--- Data section ---

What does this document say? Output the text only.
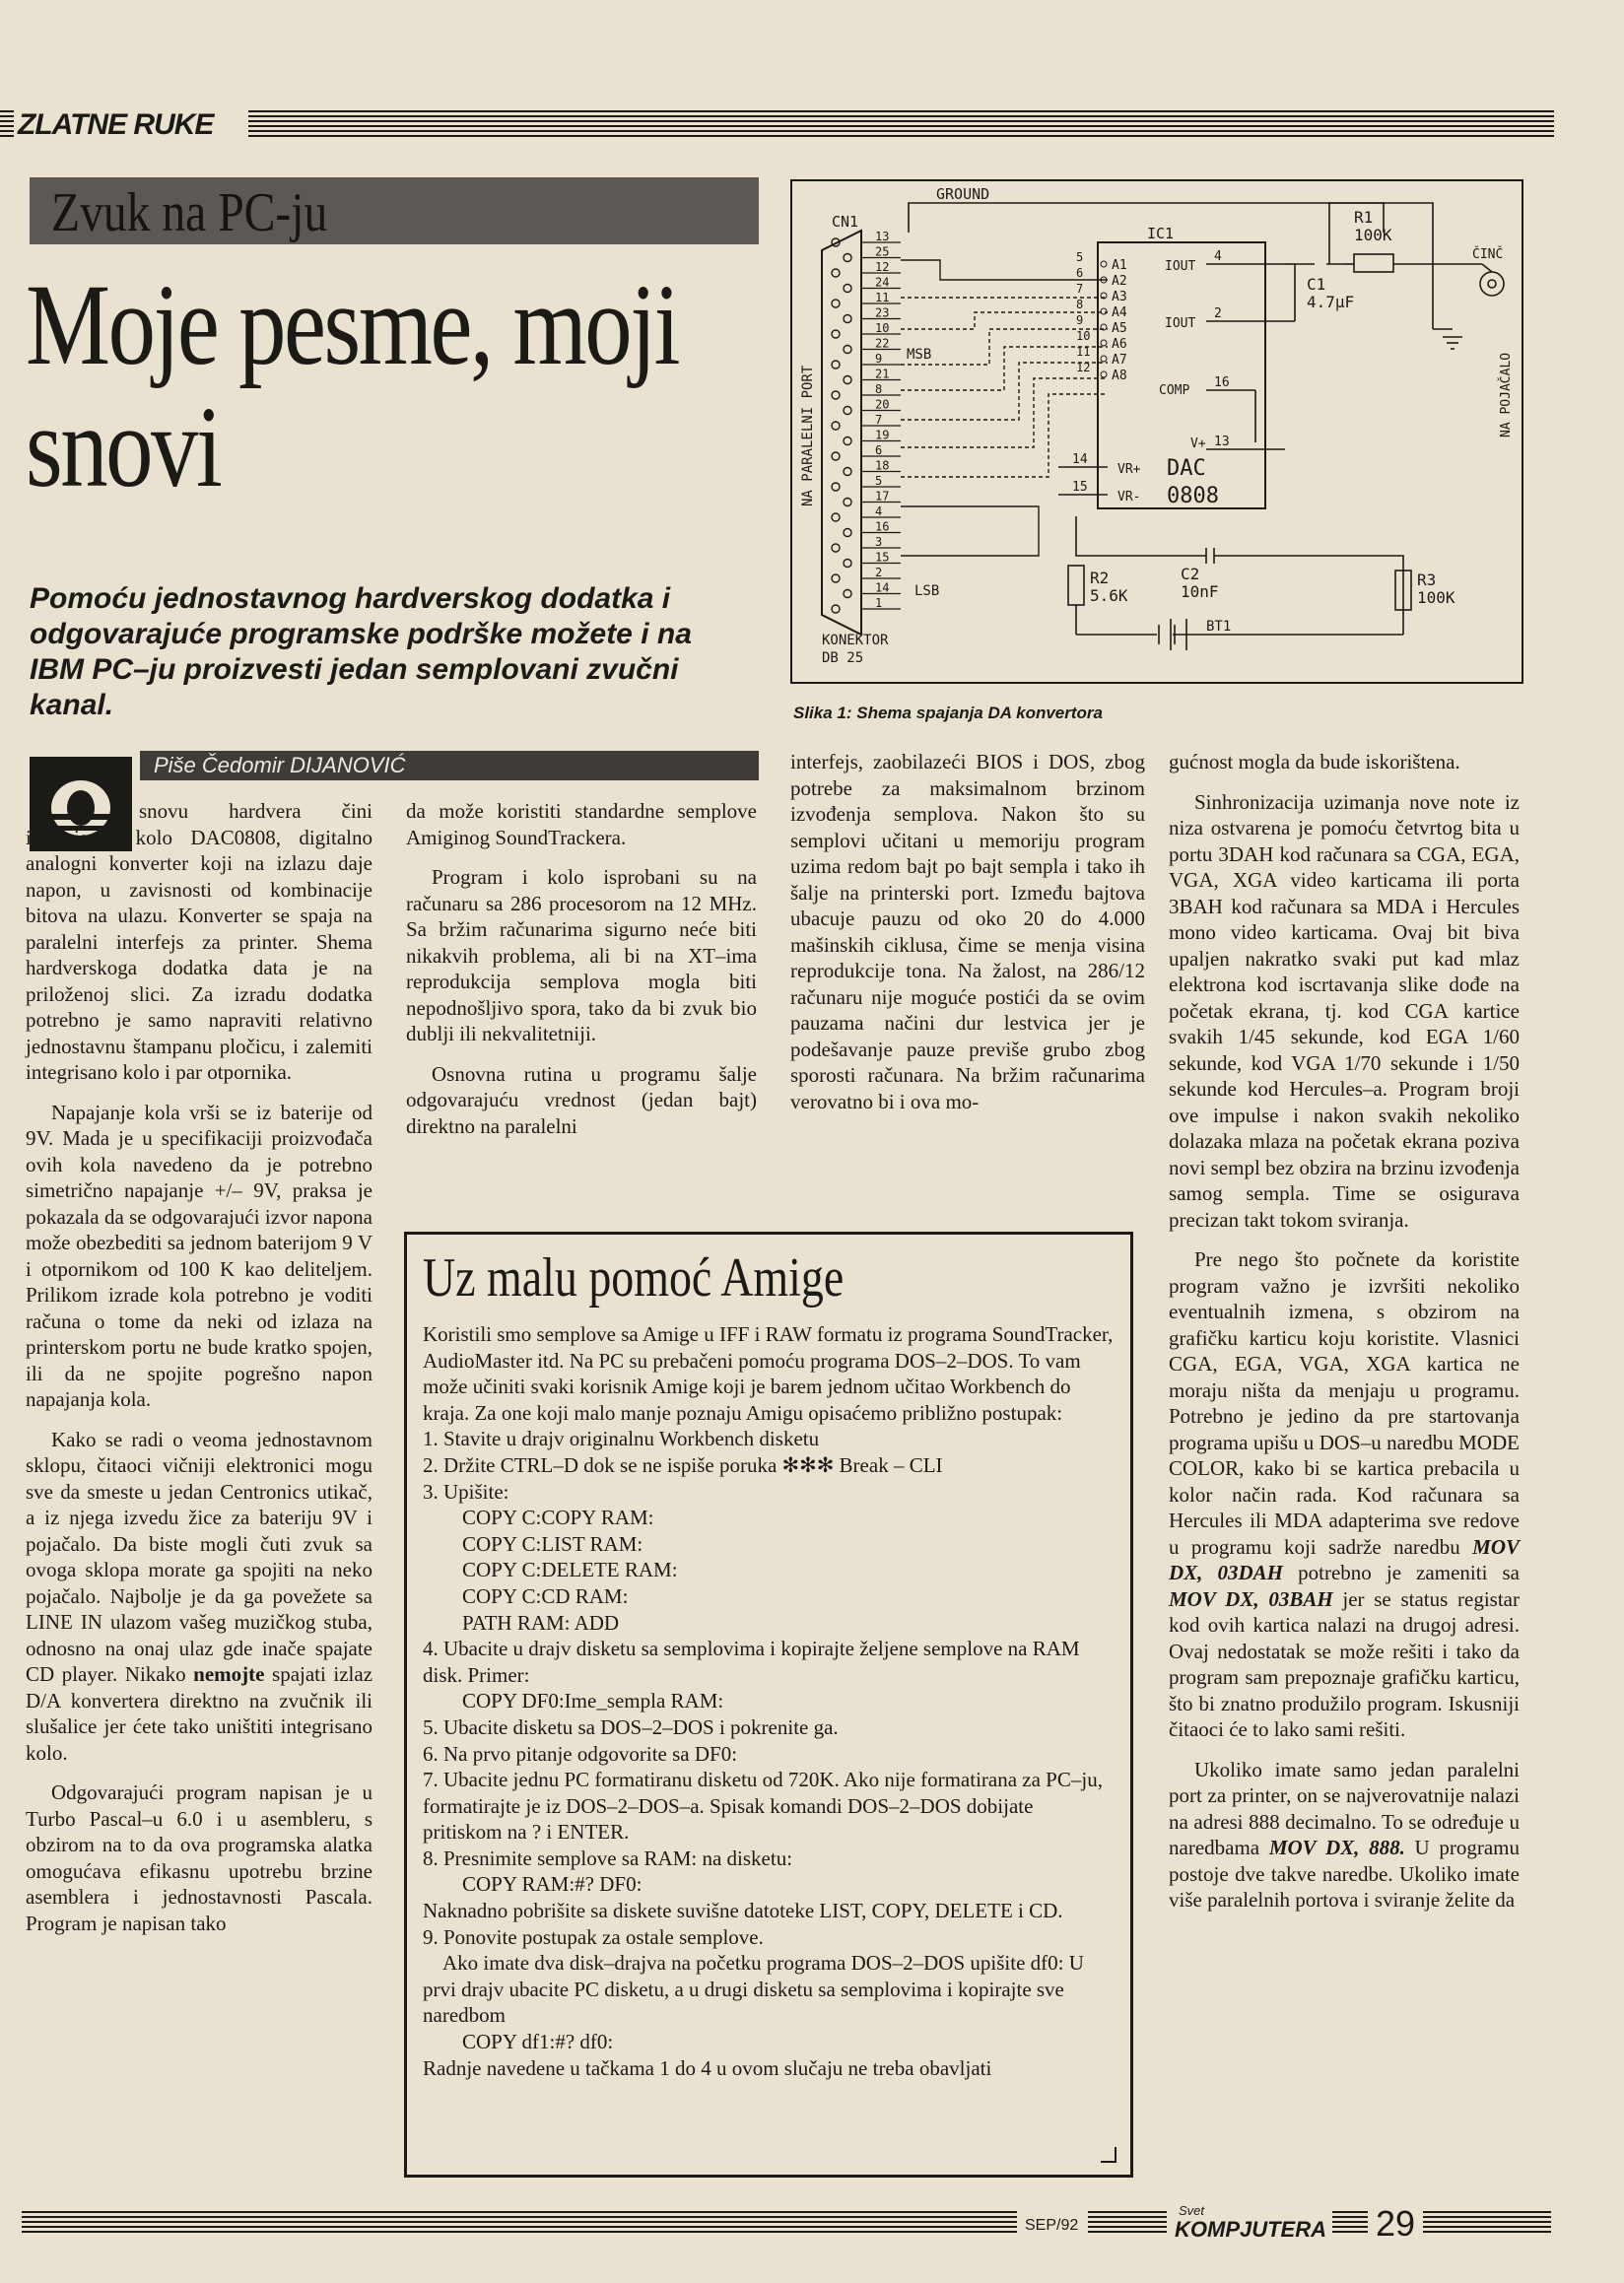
ZLATNE RUKE
Zvuk na PC-ju
Moje pesme, moji
snovi
Pomoću jednostavnog hardverskog dodatka i odgovarajuće programske podrške možete i na IBM PC–ju proizvesti jedan semplovani zvučni kanal.
Piše Čedomir DIJANOVIĆ

snovu hardvera čini integrisano kolo DAC0808, digitalno analogni konverter koji na izlazu daje napon, u zavisnosti od kombinacije bitova na ulazu. Konverter se spaja na paralelni interfejs za printer. Shema hardverskoga dodatka data je na priloženoj slici. Za izradu dodatka potrebno je samo napraviti relativno jednostavnu štampanu pločicu, i zalemiti integrisano kolo i par otpornika.

Napajanje kola vrši se iz baterije od 9V. Mada je u specifikaciji proizvođača ovih kola navedeno da je potrebno simetrično napajanje +/– 9V, praksa je pokazala da se odgovarajući izvor napona može obezbediti sa jednom baterijom 9 V i otpornikom od 100 K kao deliteljem. Prilikom izrade kola potrebno je voditi računa o tome da neki od izlaza na printerskom portu ne bude kratko spojen, ili da ne spojite pogrešno napon napajanja kola.

Kako se radi o veoma jednostavnom sklopu, čitaoci vičniji elektronici mogu sve da smeste u jedan Centronics utikač, a iz njega izvedu žice za bateriju 9V i pojačalo. Da biste mogli čuti zvuk sa ovoga sklopa morate ga spojiti na neko pojačalo. Najbolje je da ga povežete sa LINE IN ulazom vašeg muzičkog stuba, odnosno na onaj ulaz gde inače spajate CD player. Nikako nemojte spajati izlaz D/A konvertera direktno na zvučnik ili slušalice jer ćete tako uništiti integrisano kolo.

Odgovarajući program napisan je u Turbo Pascal–u 6.0 i u asembleru, s obzirom na to da ova programska alatka omogućava efikasnu upotrebu brzine asemblera i jednostavnosti Pascala. Program je napisan tako

da može koristiti standardne semplove Amiginog SoundTrackera.

Program i kolo isprobani su na računaru sa 286 procesorom na 12 MHz. Sa bržim računarima sigurno neće biti nikakvih problema, ali bi na XT–ima reprodukcija semplova mogla biti nepodnošljivo spora, tako da bi zvuk bio dublji ili nekvalitetniji.

Osnovna rutina u programu šalje odgovarajuću vrednost (jedan bajt) direktno na paralelni

interfejs, zaobilazeći BIOS i DOS, zbog potrebe za maksimalnom brzinom izvođenja semplova. Nakon što su semplovi učitani u memoriju program uzima redom bajt po bajt sempla i tako ih šalje na printerski port. Između bajtova ubacuje pauzu od oko 20 do 4.000 mašinskih ciklusa, čime se menja visina reprodukcije tona. Na žalost, na 286/12 računaru nije moguće postići da se ovim pauzama načini dur lestvica jer je podešavanje pauze previše grubo zbog sporosti računara. Na bržim računarima verovatno bi i ova mo-

gućnost mogla da bude iskorištena.

Sinhronizacija uzimanja nove note iz niza ostvarena je pomoću četvrtog bita u portu 3DAH kod računara sa CGA, EGA, VGA, XGA video karticama ili porta 3BAH kod računara sa MDA i Hercules mono video karticama. Ovaj bit biva upaljen nakratko svaki put kad mlaz elektrona kod iscrtavanja slike dođe na početak ekrana, tj. kod CGA kartice svakih 1/45 sekunde, kod EGA 1/60 sekunde, kod VGA 1/70 sekunde i 1/50 sekunde kod Hercules–a. Program broji ove impulse i nakon svakih nekoliko dolazaka mlaza na početak ekrana poziva novi sempl bez obzira na brzinu izvođenja samog sempla. Time se osigurava precizan takt tokom sviranja.

Pre nego što počnete da koristite program važno je izvršiti nekoliko eventualnih izmena, s obzirom na grafičku karticu koju koristite. Vlasnici CGA, EGA, VGA, XGA kartica ne moraju ništa da menjaju u programu. Potrebno je jedino da pre startovanja programa upišu u DOS–u naredbu MODE COLOR, kako bi se kartica prebacila u kolor način rada. Kod računara sa Hercules ili MDA adapterima sve redove u programu koji sadrže naredbu MOV DX, 03DAH potrebno je zameniti sa MOV DX, 03BAH jer se status registar kod ovih kartica nalazi na drugoj adresi. Ovaj nedostatak se može rešiti i tako da program sam prepoznaje grafičku karticu, što bi znatno produžilo program. Iskusniji čitaoci će to lako sami rešiti.

Ukoliko imate samo jedan paralelni port za printer, on se najverovatnije nalazi na adresi 888 decimalno. To se određuje u naredbama MOV DX, 888. U programu postoje dve takve naredbe. Ukoliko imate više paralelnih portova i sviranje želite da

13
25
12
24
11
23
10
22
9
21
8
20
7
19
6
18
5
17
4
16
3
15
2
14
1
5
A1
6
A2
7
A3
8
A4
9
A5
10
A6
11
A7
12
A8
CN1
GROUND
IC1
NA PARALELNI PORT
MSB
LSB
KONEKTOR
DB 25
IOUT
IOUT
COMP
V+
VR+
VR-
DAC
0808
4
2
16
13
14
15
R1
100K
C1
4.7µF
ČINČ
NA POJAČALO
R2
5.6K
C2
10nF
R3
100K
BT1
Slika 1: Shema spajanja DA konvertora
Uz malu pomoć Amige
Koristili smo semplove sa Amige u IFF i RAW formatu iz programa SoundTracker, AudioMaster itd. Na PC su prebačeni pomoću programa DOS–2–DOS. To vam može učiniti svaki korisnik Amige koji je barem jednom učitao Workbench do kraja. Za one koji malo manje poznaju Amigu opisaćemo približno postupak:
1. Stavite u drajv originalnu Workbench disketu
2. Držite CTRL–D dok se ne ispiše poruka ✻✻✻ Break – CLI
3. Upišite:
COPY C:COPY RAM:
COPY C:LIST RAM:
COPY C:DELETE RAM:
COPY C:CD RAM:
PATH RAM: ADD
4. Ubacite u drajv disketu sa semplovima i kopirajte željene semplove na RAM disk. Primer:
COPY DF0:Ime_sempla RAM:
5. Ubacite disketu sa DOS–2–DOS i pokrenite ga.
6. Na prvo pitanje odgovorite sa DF0:
7. Ubacite jednu PC formatiranu disketu od 720K. Ako nije formatirana za PC–ju, formatirajte je iz DOS–2–DOS–a. Spisak komandi DOS–2–DOS dobijate pritiskom na ? i ENTER.
8. Presnimite semplove sa RAM: na disketu:
COPY RAM:#? DF0:
Naknadno pobrišite sa diskete suvišne datoteke LIST, COPY, DELETE i CD.
9. Ponovite postupak za ostale semplove.
Ako imate dva disk–drajva na početku programa DOS–2–DOS upišite df0: U prvi drajv ubacite PC disketu, a u drugi disketu sa semplovima i kopirajte sve naredbom
COPY df1:#? df0:
Radnje navedene u tačkama 1 do 4 u ovom slučaju ne treba obavljati
SEP/92
Svet
KOMPJUTERA 29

---

Written exercise: Every line that holds the word "računarima" should be extracted.

The output:
Program i kolo isprobani su na računaru sa 286 procesorom na 12 MHz. Sa bržim računarima sigurno neće biti nikakvih problema, ali bi na XT–ima reprodukcija semplova mogla biti nepodnošljivo spora, tako da bi zvuk bio dublji ili nekvalitetniji.
interfejs, zaobilazeći BIOS i DOS, zbog potrebe za maksimalnom brzinom izvođenja semplova. Nakon što su semplovi učitani u memoriju program uzima redom bajt po bajt sempla i tako ih šalje na printerski port. Između bajtova ubacuje pauzu od oko 20 do 4.000 mašinskih ciklusa, čime se menja visina reprodukcije tona. Na žalost, na 286/12 računaru nije moguće postići da se ovim pauzama načini dur lestvica jer je podešavanje pauze previše grubo zbog sporosti računara. Na bržim računarima verovatno bi i ova mo-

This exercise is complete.